Data rows:
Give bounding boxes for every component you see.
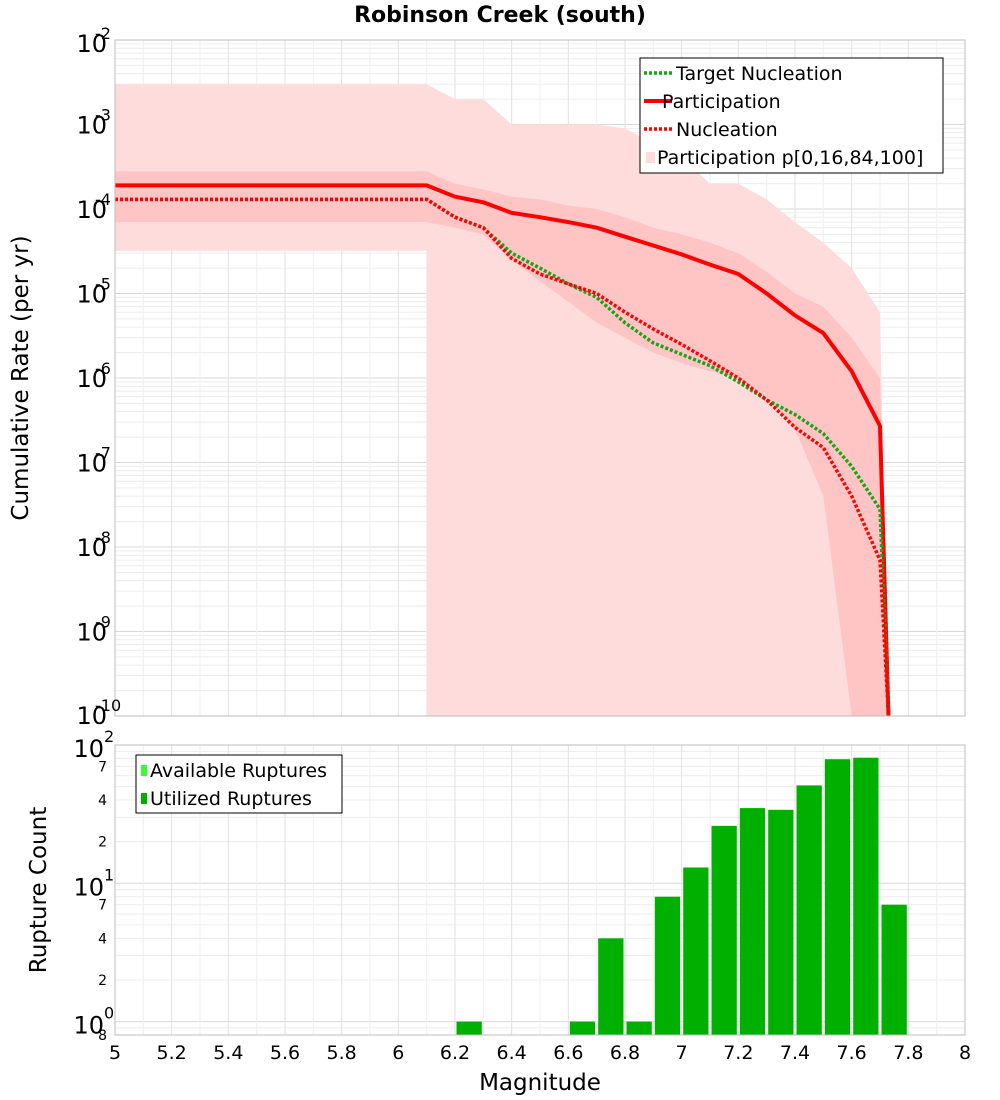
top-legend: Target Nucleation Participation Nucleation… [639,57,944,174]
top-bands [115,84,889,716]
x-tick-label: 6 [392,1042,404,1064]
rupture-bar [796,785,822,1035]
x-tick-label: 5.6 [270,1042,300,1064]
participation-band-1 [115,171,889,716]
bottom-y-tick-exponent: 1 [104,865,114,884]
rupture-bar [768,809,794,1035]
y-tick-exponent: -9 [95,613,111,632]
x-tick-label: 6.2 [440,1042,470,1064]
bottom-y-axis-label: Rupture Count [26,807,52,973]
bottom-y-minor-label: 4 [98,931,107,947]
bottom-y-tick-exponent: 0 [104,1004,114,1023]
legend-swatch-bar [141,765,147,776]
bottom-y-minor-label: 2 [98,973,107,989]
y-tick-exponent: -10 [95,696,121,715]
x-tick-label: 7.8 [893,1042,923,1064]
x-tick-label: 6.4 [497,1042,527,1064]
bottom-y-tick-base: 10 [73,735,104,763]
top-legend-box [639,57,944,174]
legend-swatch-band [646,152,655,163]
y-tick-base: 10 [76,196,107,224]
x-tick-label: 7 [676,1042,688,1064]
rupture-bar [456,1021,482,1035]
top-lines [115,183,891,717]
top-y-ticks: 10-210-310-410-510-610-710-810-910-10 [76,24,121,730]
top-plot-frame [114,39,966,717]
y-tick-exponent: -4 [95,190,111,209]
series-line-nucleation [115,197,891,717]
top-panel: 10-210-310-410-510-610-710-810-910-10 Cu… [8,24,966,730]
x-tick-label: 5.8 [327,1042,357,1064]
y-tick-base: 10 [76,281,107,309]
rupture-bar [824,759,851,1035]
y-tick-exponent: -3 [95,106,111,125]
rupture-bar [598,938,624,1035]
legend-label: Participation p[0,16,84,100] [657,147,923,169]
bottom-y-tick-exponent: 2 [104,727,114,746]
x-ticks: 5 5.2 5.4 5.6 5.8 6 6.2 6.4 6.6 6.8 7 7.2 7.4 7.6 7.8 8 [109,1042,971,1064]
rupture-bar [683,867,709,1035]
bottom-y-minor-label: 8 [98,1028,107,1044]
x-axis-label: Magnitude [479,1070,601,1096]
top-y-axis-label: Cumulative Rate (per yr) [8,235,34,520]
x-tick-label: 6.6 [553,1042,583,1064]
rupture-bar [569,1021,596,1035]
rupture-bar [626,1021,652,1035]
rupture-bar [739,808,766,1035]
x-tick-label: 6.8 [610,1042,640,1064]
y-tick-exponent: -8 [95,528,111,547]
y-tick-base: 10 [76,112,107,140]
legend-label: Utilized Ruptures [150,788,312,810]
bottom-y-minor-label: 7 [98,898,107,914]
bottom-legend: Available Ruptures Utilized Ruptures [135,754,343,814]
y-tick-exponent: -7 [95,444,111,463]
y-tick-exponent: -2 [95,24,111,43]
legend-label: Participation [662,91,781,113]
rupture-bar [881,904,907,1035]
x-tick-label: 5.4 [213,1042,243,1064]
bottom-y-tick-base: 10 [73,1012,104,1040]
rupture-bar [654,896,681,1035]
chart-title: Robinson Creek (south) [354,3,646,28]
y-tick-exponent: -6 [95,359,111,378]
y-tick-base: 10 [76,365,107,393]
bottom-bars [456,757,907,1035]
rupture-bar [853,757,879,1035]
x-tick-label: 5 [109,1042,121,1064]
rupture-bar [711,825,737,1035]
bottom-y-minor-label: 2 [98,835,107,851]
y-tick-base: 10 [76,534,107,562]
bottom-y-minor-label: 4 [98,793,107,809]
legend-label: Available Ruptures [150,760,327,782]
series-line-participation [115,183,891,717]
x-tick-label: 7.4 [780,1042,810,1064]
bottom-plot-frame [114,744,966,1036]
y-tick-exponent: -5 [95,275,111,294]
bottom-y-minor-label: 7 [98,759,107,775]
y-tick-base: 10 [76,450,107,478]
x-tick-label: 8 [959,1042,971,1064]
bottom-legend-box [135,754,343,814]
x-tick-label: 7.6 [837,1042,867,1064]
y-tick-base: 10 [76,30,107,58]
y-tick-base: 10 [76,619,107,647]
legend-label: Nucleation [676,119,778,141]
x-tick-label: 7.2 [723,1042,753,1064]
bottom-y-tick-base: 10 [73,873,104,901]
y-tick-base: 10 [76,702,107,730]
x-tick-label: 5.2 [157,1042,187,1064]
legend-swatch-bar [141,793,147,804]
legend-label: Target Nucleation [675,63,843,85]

Problem to solve: Copy every line of the records above word for word, leaving out the pictures.

Response:
Give bounding boxes for every component you see.
top-legend: Target Nucleation Participation Nucleation… [639,57,944,174]
top-bands [115,84,889,716]
x-tick-label: 6 [392,1042,404,1064]
rupture-bar [796,785,822,1035]
x-tick-label: 5.6 [270,1042,300,1064]
participation-band-1 [115,171,889,716]
bottom-y-tick-exponent: 1 [104,865,114,884]
rupture-bar [768,809,794,1035]
y-tick-exponent: -9 [95,613,111,632]
x-tick-label: 6.2 [440,1042,470,1064]
bottom-y-axis-label: Rupture Count [26,807,52,973]
bottom-y-minor-label: 4 [98,931,107,947]
bottom-y-tick-exponent: 0 [104,1004,114,1023]
legend-swatch-bar [141,765,147,776]
bottom-y-minor-label: 2 [98,973,107,989]
y-tick-exponent: -10 [95,696,121,715]
x-tick-label: 7.8 [893,1042,923,1064]
x-tick-label: 6.4 [497,1042,527,1064]
bottom-y-tick-base: 10 [73,735,104,763]
top-legend-box [639,57,944,174]
legend-swatch-band [646,152,655,163]
y-tick-base: 10 [76,196,107,224]
x-tick-label: 7 [676,1042,688,1064]
rupture-bar [456,1021,482,1035]
top-lines [115,183,891,717]
top-y-ticks: 10-210-310-410-510-610-710-810-910-10 [76,24,121,730]
top-plot-frame [114,39,966,717]
y-tick-exponent: -4 [95,190,111,209]
series-line-nucleation [115,197,891,717]
top-panel: 10-210-310-410-510-610-710-810-910-10 Cu… [8,24,966,730]
x-tick-label: 5.8 [327,1042,357,1064]
y-tick-base: 10 [76,281,107,309]
rupture-bar [824,759,851,1035]
y-tick-exponent: -3 [95,106,111,125]
rupture-bar [598,938,624,1035]
legend-label: Participation p[0,16,84,100] [657,147,923,169]
bottom-y-tick-exponent: 2 [104,727,114,746]
x-ticks: 5 5.2 5.4 5.6 5.8 6 6.2 6.4 6.6 6.8 7 7.2 7.4 7.6 7.8 8 [109,1042,971,1064]
rupture-bar [683,867,709,1035]
bottom-y-minor-label: 8 [98,1028,107,1044]
x-axis-label: Magnitude [479,1070,601,1096]
top-y-axis-label: Cumulative Rate (per yr) [8,235,34,520]
x-tick-label: 6.6 [553,1042,583,1064]
rupture-bar [569,1021,596,1035]
rupture-bar [626,1021,652,1035]
rupture-bar [739,808,766,1035]
x-tick-label: 6.8 [610,1042,640,1064]
y-tick-exponent: -8 [95,528,111,547]
y-tick-base: 10 [76,112,107,140]
legend-label: Utilized Ruptures [150,788,312,810]
bottom-y-minor-label: 7 [98,898,107,914]
bottom-legend: Available Ruptures Utilized Ruptures [135,754,343,814]
y-tick-exponent: -7 [95,444,111,463]
y-tick-exponent: -2 [95,24,111,43]
legend-label: Participation [662,91,781,113]
rupture-bar [881,904,907,1035]
x-tick-label: 5.4 [213,1042,243,1064]
bottom-y-tick-base: 10 [73,1012,104,1040]
rupture-bar [654,896,681,1035]
chart-title: Robinson Creek (south) [354,3,646,28]
y-tick-exponent: -6 [95,359,111,378]
y-tick-base: 10 [76,365,107,393]
bottom-bars [456,757,907,1035]
rupture-bar [853,757,879,1035]
x-tick-label: 5 [109,1042,121,1064]
rupture-bar [711,825,737,1035]
bottom-y-minor-label: 2 [98,835,107,851]
y-tick-base: 10 [76,534,107,562]
bottom-y-minor-label: 4 [98,793,107,809]
legend-label: Available Ruptures [150,760,327,782]
series-line-participation [115,183,891,717]
x-tick-label: 7.4 [780,1042,810,1064]
bottom-plot-frame [114,744,966,1036]
y-tick-exponent: -5 [95,275,111,294]
bottom-y-minor-label: 7 [98,759,107,775]
y-tick-base: 10 [76,450,107,478]
x-tick-label: 8 [959,1042,971,1064]
bottom-legend-box [135,754,343,814]
x-tick-label: 7.6 [837,1042,867,1064]
y-tick-base: 10 [76,30,107,58]
y-tick-base: 10 [76,619,107,647]
legend-label: Nucleation [676,119,778,141]
x-tick-label: 7.2 [723,1042,753,1064]
bottom-y-tick-base: 10 [73,873,104,901]
y-tick-base: 10 [76,702,107,730]
x-tick-label: 5.2 [157,1042,187,1064]
legend-swatch-bar [141,793,147,804]
legend-label: Target Nucleation [675,63,843,85]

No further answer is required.